-- Start of Data excerpts --

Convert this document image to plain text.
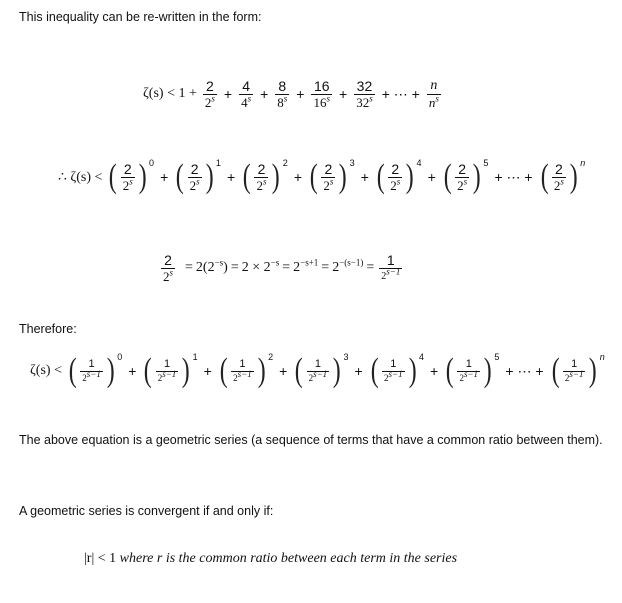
This inequality can be re-written in the form:
$\zeta(s) < 1 + \frac{2}{2^s} + \frac{4}{4^s} + \frac{8}{8^s} + \frac{16}{16^s} + \frac{32}{32^s}$ + ⋯ + $\frac{n}{n^s}$
∴ ζ(s) < ( $\frac{2}{2^s}$ ) 0
+ ( $\frac{2}{2^s}$ ) 1
+ ( $\frac{2}{2^s}$ ) 2
+ ( $\frac{2}{2^s}$ ) 3
+ ( $\frac{2}{2^s}$ ) 4
+ ( $\frac{2}{2^s}$ ) 5
+ ⋯ + ( $\frac{2}{2^s}$ ) n
$\frac{2}{2^s} = 2(2^{-s}) = 2 \times 2^{-s} = 2^{-s+1} = 2^{-(s-1)} = \frac{1}{2s-1}$
Therefore:
ζ(s) < ( $\frac{1}{2s-1}$ ) 0
+ ( $\frac{1}{2s-1}$ ) 1
+ ( $\frac{1}{2s-1}$ ) 2
+ ( $\frac{1}{2s-1}$ ) 3
+ ( $\frac{1}{2s-1}$ ) 4
+ ( $\frac{1}{2s-1}$ ) 5
+ ⋯ + ( $\frac{1}{2s-1}$ ) n
The above equation is a geometric series (a sequence of terms that have a common ratio between them).
A geometric series is convergent if and only if:
|r| < 1 where r is the common ratio between each term in the series
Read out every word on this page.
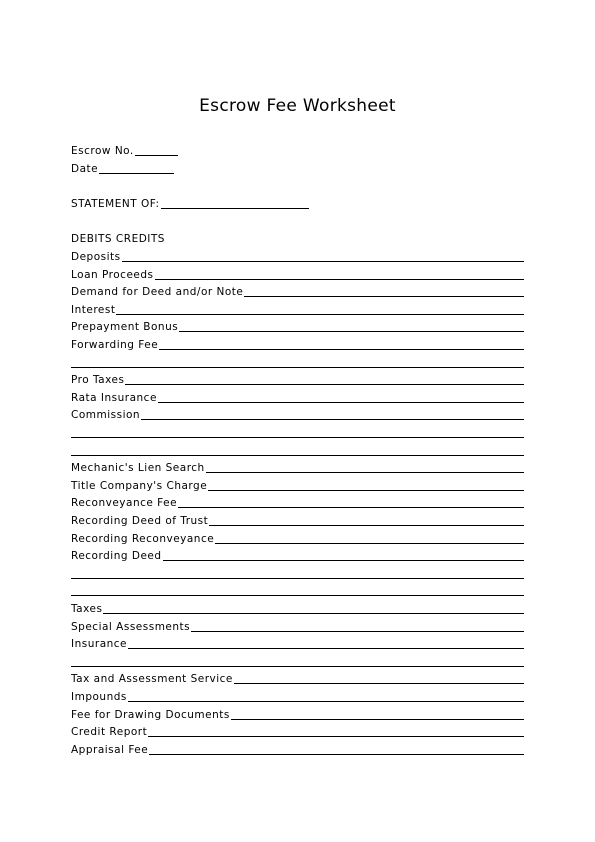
Escrow Fee Worksheet
Escrow No.
Date
STATEMENT OF:
DEBITS CREDITS
Deposits
Loan Proceeds
Demand for Deed and/or Note
Interest
Prepayment Bonus
Forwarding Fee
Pro Taxes
Rata Insurance
Commission
Mechanic's Lien Search
Title Company's Charge
Reconveyance Fee
Recording Deed of Trust
Recording Reconveyance
Recording Deed
Taxes
Special Assessments
Insurance
Tax and Assessment Service
Impounds
Fee for Drawing Documents
Credit Report
Appraisal Fee
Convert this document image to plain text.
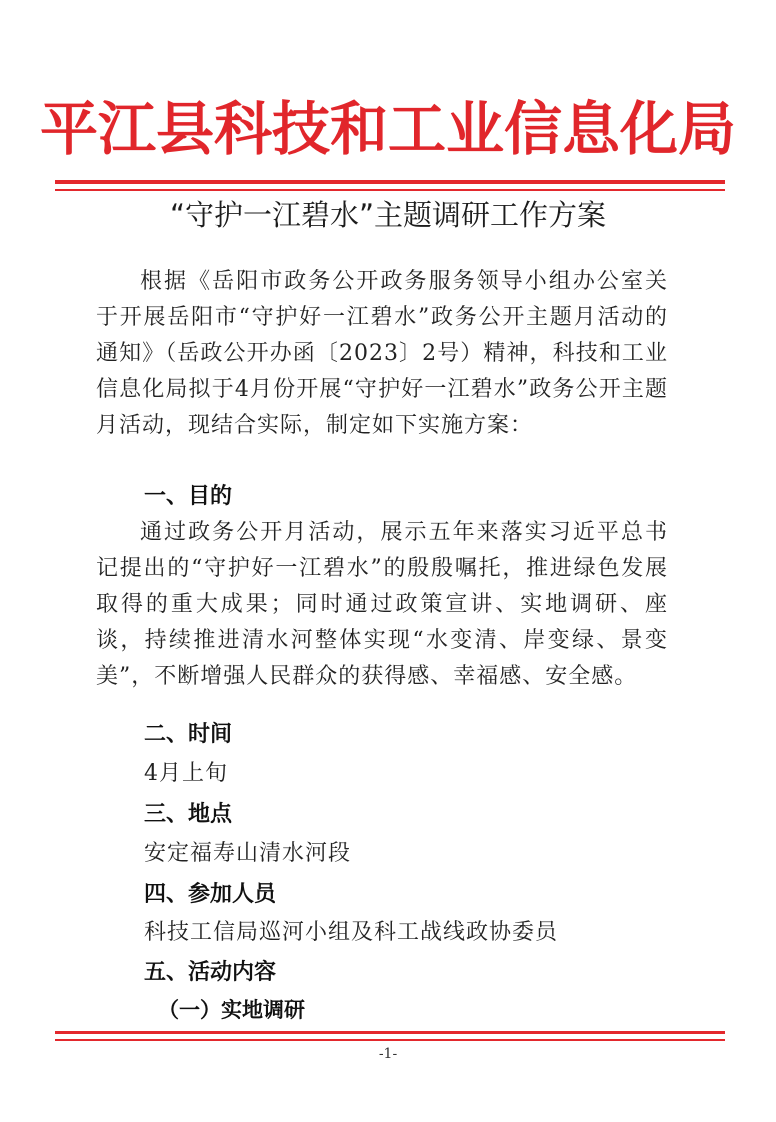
平江县科技和工业信息化局
“守护一江碧水”主题调研工作方案
根据《岳阳市政务公开政务服务领导小组办公室关于开展岳阳市“守护好一江碧水”政务公开主题月活动的通知》（岳政公开办函〔2023〕2号）精神，科技和工业信息化局拟于4月份开展“守护好一江碧水”政务公开主题月活动，现结合实际，制定如下实施方案：
一、目的
通过政务公开月活动，展示五年来落实习近平总书记提出的“守护好一江碧水”的殷殷嘱托，推进绿色发展取得的重大成果；同时通过政策宣讲、实地调研、座谈，持续推进清水河整体实现“水变清、岸变绿、景变美”，不断增强人民群众的获得感、幸福感、安全感。
二、时间
4月上旬
三、地点
安定福寿山清水河段
四、参加人员
科技工信局巡河小组及科工战线政协委员
五、活动内容
（一）实地调研
-1-
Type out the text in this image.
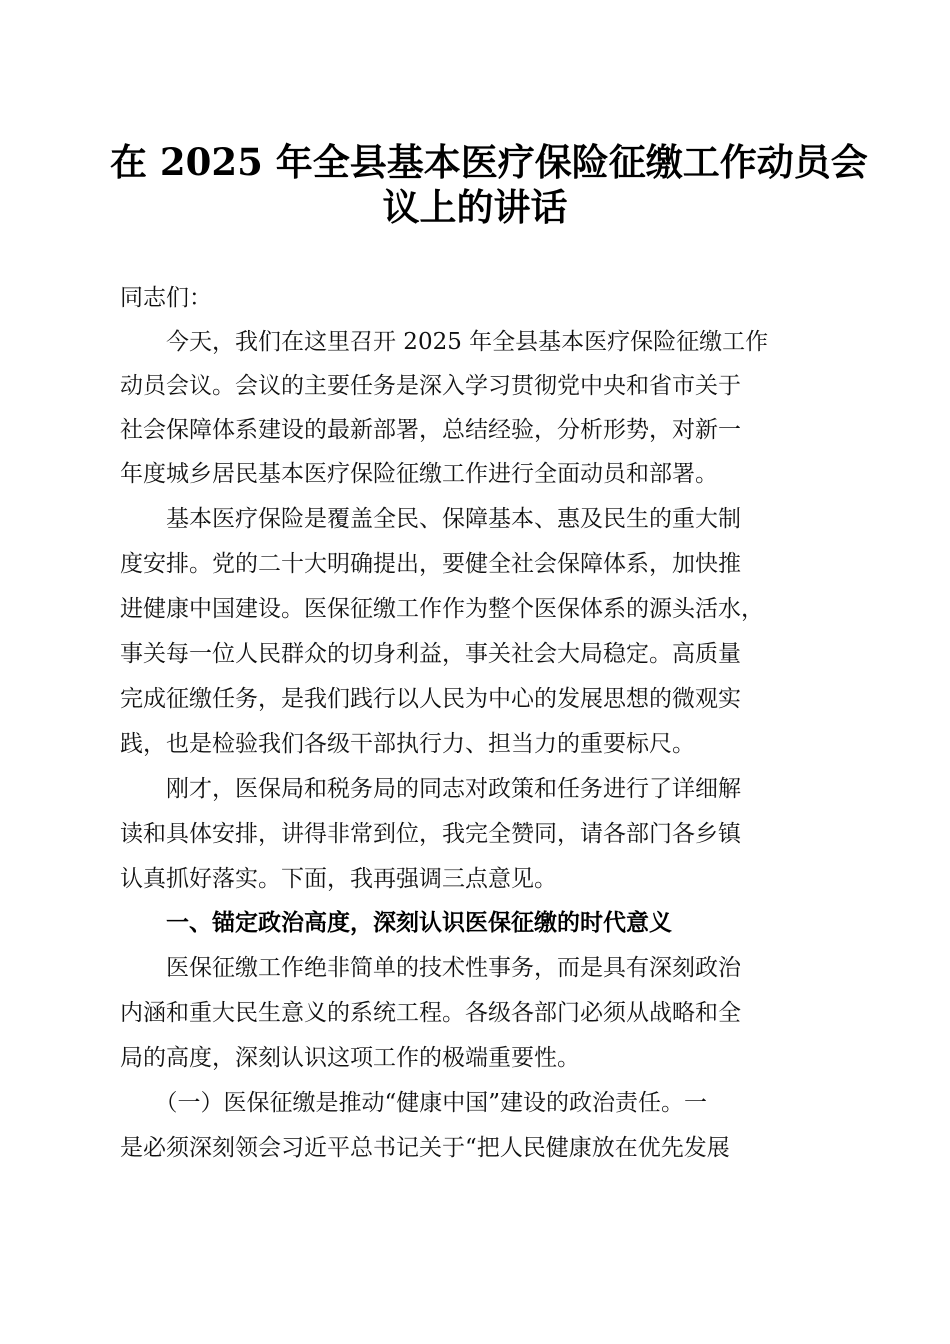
在 2025 年全县基本医疗保险征缴工作动员会
议上的讲话
同志们：
　　今天，我们在这里召开 2025 年全县基本医疗保险征缴工作
动员会议。会议的主要任务是深入学习贯彻党中央和省市关于
社会保障体系建设的最新部署，总结经验，分析形势，对新一
年度城乡居民基本医疗保险征缴工作进行全面动员和部署。
　　基本医疗保险是覆盖全民、保障基本、惠及民生的重大制
度安排。党的二十大明确提出，要健全社会保障体系，加快推
进健康中国建设。医保征缴工作作为整个医保体系的源头活水，
事关每一位人民群众的切身利益，事关社会大局稳定。高质量
完成征缴任务，是我们践行以人民为中心的发展思想的微观实
践，也是检验我们各级干部执行力、担当力的重要标尺。
　　刚才，医保局和税务局的同志对政策和任务进行了详细解
读和具体安排，讲得非常到位，我完全赞同，请各部门各乡镇
认真抓好落实。下面，我再强调三点意见。
　　一、锚定政治高度，深刻认识医保征缴的时代意义
　　医保征缴工作绝非简单的技术性事务，而是具有深刻政治
内涵和重大民生意义的系统工程。各级各部门必须从战略和全
局的高度，深刻认识这项工作的极端重要性。
　　（一）医保征缴是推动“健康中国”建设的政治责任。一
是必须深刻领会习近平总书记关于“把人民健康放在优先发展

-- End of Data excerpts --

# [Problem statement]
Write out each entry exactly as given, but skip the pictures.

# [Exercise answer]
Convert this document image to plain text.
This inequality can be re-written in the form:
$\zeta(s) < 1 + \frac{2}{2^s} + \frac{4}{4^s} + \frac{8}{8^s} + \frac{16}{16^s} + \frac{32}{32^s}$ + ⋯ + $\frac{n}{n^s}$
∴ ζ(s) < ( $\frac{2}{2^s}$ ) 0
+ ( $\frac{2}{2^s}$ ) 1
+ ( $\frac{2}{2^s}$ ) 2
+ ( $\frac{2}{2^s}$ ) 3
+ ( $\frac{2}{2^s}$ ) 4
+ ( $\frac{2}{2^s}$ ) 5
+ ⋯ + ( $\frac{2}{2^s}$ ) n
$\frac{2}{2^s} = 2(2^{-s}) = 2 \times 2^{-s} = 2^{-s+1} = 2^{-(s-1)} = \frac{1}{2s-1}$
Therefore:
ζ(s) < ( $\frac{1}{2s-1}$ ) 0
+ ( $\frac{1}{2s-1}$ ) 1
+ ( $\frac{1}{2s-1}$ ) 2
+ ( $\frac{1}{2s-1}$ ) 3
+ ( $\frac{1}{2s-1}$ ) 4
+ ( $\frac{1}{2s-1}$ ) 5
+ ⋯ + ( $\frac{1}{2s-1}$ ) n
The above equation is a geometric series (a sequence of terms that have a common ratio between them).
A geometric series is convergent if and only if:
|r| < 1 where r is the common ratio between each term in the series
Read out every word on this page.
Escrow Fee Worksheet
Escrow No.
Date
STATEMENT OF:
DEBITS CREDITS
Deposits
Loan Proceeds
Demand for Deed and/or Note
Interest
Prepayment Bonus
Forwarding Fee
Pro Taxes
Rata Insurance
Commission
Mechanic's Lien Search
Title Company's Charge
Reconveyance Fee
Recording Deed of Trust
Recording Reconveyance
Recording Deed
Taxes
Special Assessments
Insurance
Tax and Assessment Service
Impounds
Fee for Drawing Documents
Credit Report
Appraisal Fee
Convert this document image to plain text.
平江县科技和工业信息化局
“守护一江碧水”主题调研工作方案
根据《岳阳市政务公开政务服务领导小组办公室关于开展岳阳市“守护好一江碧水”政务公开主题月活动的通知》（岳政公开办函〔2023〕2号）精神，科技和工业信息化局拟于4月份开展“守护好一江碧水”政务公开主题月活动，现结合实际，制定如下实施方案：
一、目的
通过政务公开月活动，展示五年来落实习近平总书记提出的“守护好一江碧水”的殷殷嘱托，推进绿色发展取得的重大成果；同时通过政策宣讲、实地调研、座谈，持续推进清水河整体实现“水变清、岸变绿、景变美”，不断增强人民群众的获得感、幸福感、安全感。
二、时间
4月上旬
三、地点
安定福寿山清水河段
四、参加人员
科技工信局巡河小组及科工战线政协委员
五、活动内容
（一）实地调研
-1-
Type out the text in this image.
在 2025 年全县基本医疗保险征缴工作动员会
议上的讲话
同志们：
　　今天，我们在这里召开 2025 年全县基本医疗保险征缴工作
动员会议。会议的主要任务是深入学习贯彻党中央和省市关于
社会保障体系建设的最新部署，总结经验，分析形势，对新一
年度城乡居民基本医疗保险征缴工作进行全面动员和部署。
　　基本医疗保险是覆盖全民、保障基本、惠及民生的重大制
度安排。党的二十大明确提出，要健全社会保障体系，加快推
进健康中国建设。医保征缴工作作为整个医保体系的源头活水，
事关每一位人民群众的切身利益，事关社会大局稳定。高质量
完成征缴任务，是我们践行以人民为中心的发展思想的微观实
践，也是检验我们各级干部执行力、担当力的重要标尺。
　　刚才，医保局和税务局的同志对政策和任务进行了详细解
读和具体安排，讲得非常到位，我完全赞同，请各部门各乡镇
认真抓好落实。下面，我再强调三点意见。
　　一、锚定政治高度，深刻认识医保征缴的时代意义
　　医保征缴工作绝非简单的技术性事务，而是具有深刻政治
内涵和重大民生意义的系统工程。各级各部门必须从战略和全
局的高度，深刻认识这项工作的极端重要性。
　　（一）医保征缴是推动“健康中国”建设的政治责任。一
是必须深刻领会习近平总书记关于“把人民健康放在优先发展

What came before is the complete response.